▸ SET TASK:
Find the lines below that contain the string "JSON". Copy each one.

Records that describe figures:
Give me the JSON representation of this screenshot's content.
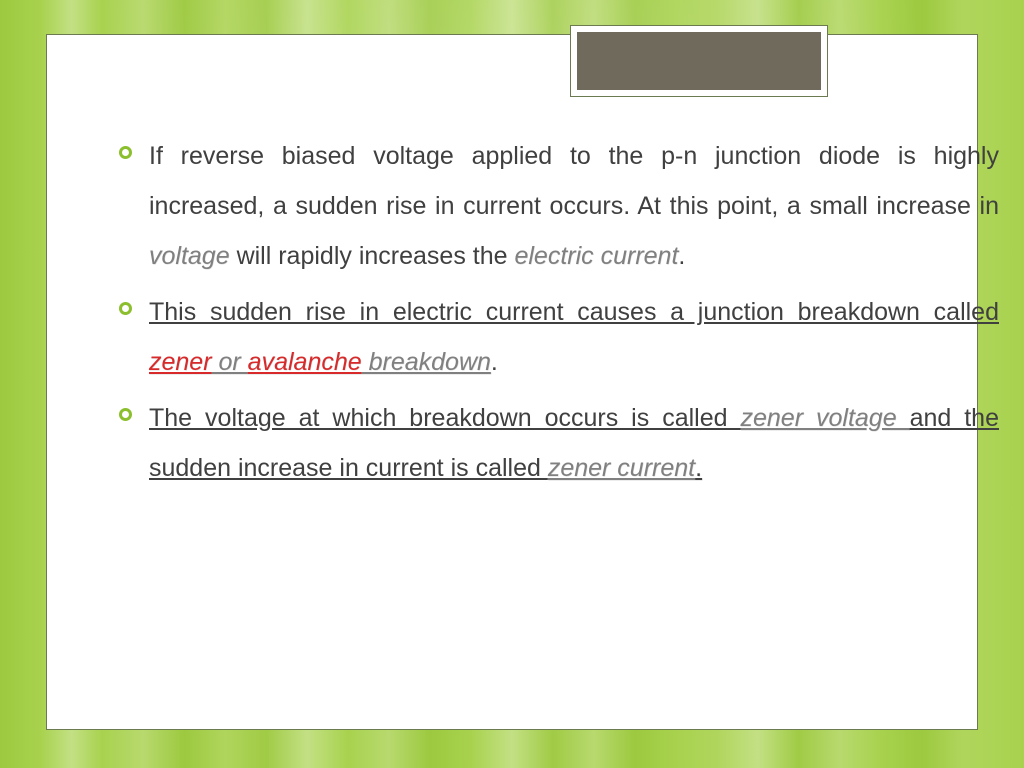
{
  "theme": {
    "accent": "#8bbf2e",
    "bullet_border": "#8bbf2e",
    "text_color": "#404040",
    "emphasis_color": "#808080",
    "highlight_color": "#d82a2a",
    "card_bg": "#ffffff",
    "card_border": "#6b7b4f",
    "tab_fill": "#706a5d",
    "font_size_pt": 19,
    "line_height": 2.0
  },
  "bullets": [
    {
      "segments": [
        {
          "text": "If reverse biased voltage applied to the p-n junction diode is highly increased, a sudden rise in current occurs. At this point, a small increase in "
        },
        {
          "text": "voltage",
          "style": "em"
        },
        {
          "text": " will rapidly increases the "
        },
        {
          "text": "electric current",
          "style": "em"
        },
        {
          "text": "."
        }
      ]
    },
    {
      "segments": [
        {
          "text": "This sudden rise in electric current causes a junction breakdown called ",
          "style": "u"
        },
        {
          "text": "zener",
          "style": "u em red glow"
        },
        {
          "text": " or ",
          "style": "u em glow"
        },
        {
          "text": "avalanche",
          "style": "u em red glow"
        },
        {
          "text": " breakdown",
          "style": "u em glow"
        },
        {
          "text": "."
        }
      ]
    },
    {
      "segments": [
        {
          "text": " The voltage at which breakdown occurs is called ",
          "style": "u"
        },
        {
          "text": "zener voltage ",
          "style": "u em glow"
        },
        {
          "text": "and the sudden increase in current is called ",
          "style": "u"
        },
        {
          "text": "zener current",
          "style": "u em glow"
        },
        {
          "text": ".",
          "style": "u glow"
        }
      ]
    }
  ]
}
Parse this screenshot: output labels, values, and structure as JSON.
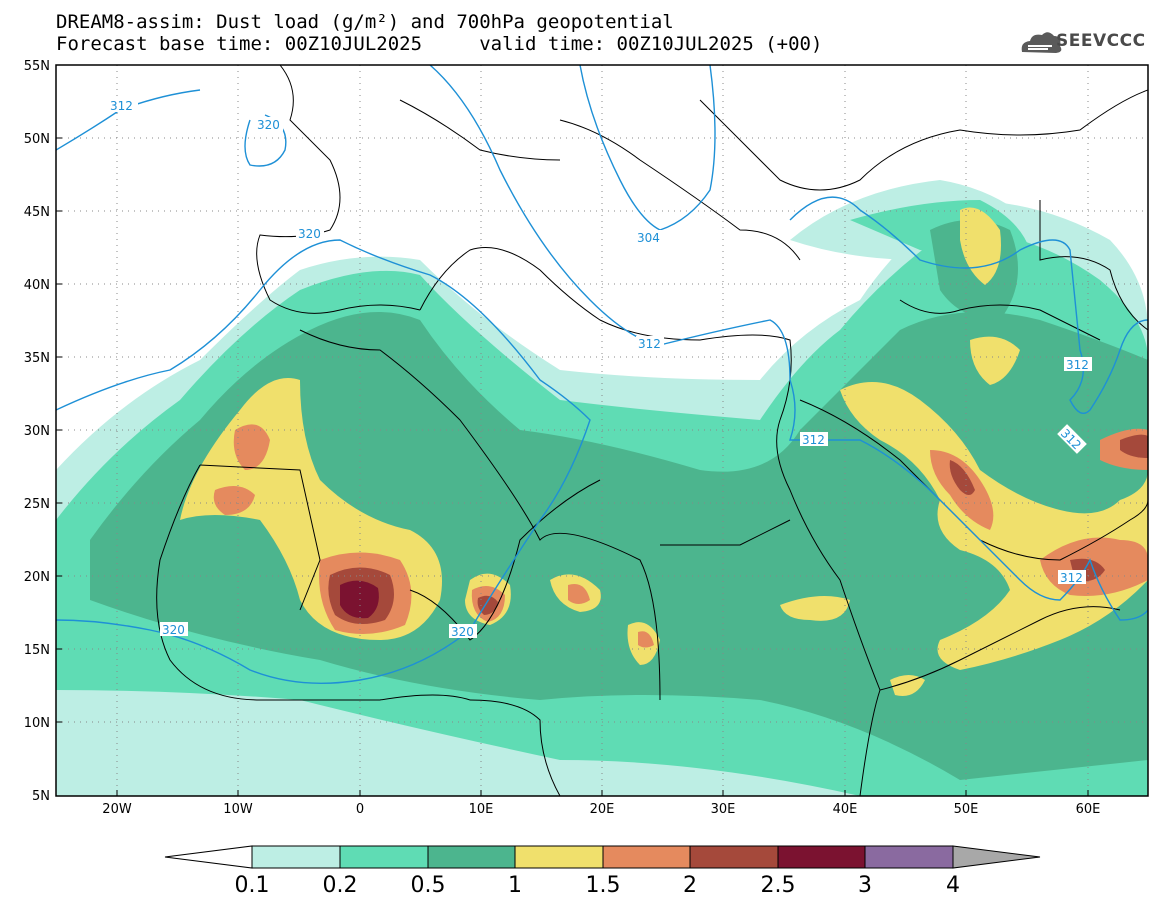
{
  "header": {
    "title_line1": "DREAM8-assim: Dust load (g/m²) and 700hPa geopotential",
    "title_line2": "Forecast base time: 00Z10JUL2025     valid time: 00Z10JUL2025 (+00)"
  },
  "logo": {
    "text": "SEEVCCC",
    "icon": "cloud-icon"
  },
  "axes": {
    "lon_ticks": [
      "20W",
      "10W",
      "0",
      "10E",
      "20E",
      "30E",
      "40E",
      "50E",
      "60E"
    ],
    "lat_ticks": [
      "55N",
      "50N",
      "45N",
      "40N",
      "35N",
      "30N",
      "25N",
      "20N",
      "15N",
      "10N",
      "5N"
    ]
  },
  "contours": {
    "labels": [
      "312",
      "320",
      "320",
      "304",
      "312",
      "312",
      "312",
      "312",
      "320",
      "320",
      "312"
    ],
    "color": "#1e90d6"
  },
  "colorbar": {
    "labels": [
      "0.1",
      "0.2",
      "0.5",
      "1",
      "1.5",
      "2",
      "2.5",
      "3",
      "4"
    ],
    "colors": [
      "#ffffff",
      "#bdeee4",
      "#5fdcb4",
      "#4cb58e",
      "#f0e06c",
      "#e58a5e",
      "#a5493b",
      "#7b1230",
      "#8a6aa0",
      "#a8a8a8"
    ]
  },
  "palette": {
    "ocean": "#ffffff",
    "c1": "#bdeee4",
    "c2": "#5fdcb4",
    "c3": "#4cb58e",
    "c4": "#f0e06c",
    "c5": "#e58a5e",
    "c6": "#a5493b",
    "c7": "#7b1230"
  }
}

▸ COMPLETE ANSWER:
Give me the JSON representation of this screenshot's content.
Parse this screenshot: output labels, values, and structure as JSON.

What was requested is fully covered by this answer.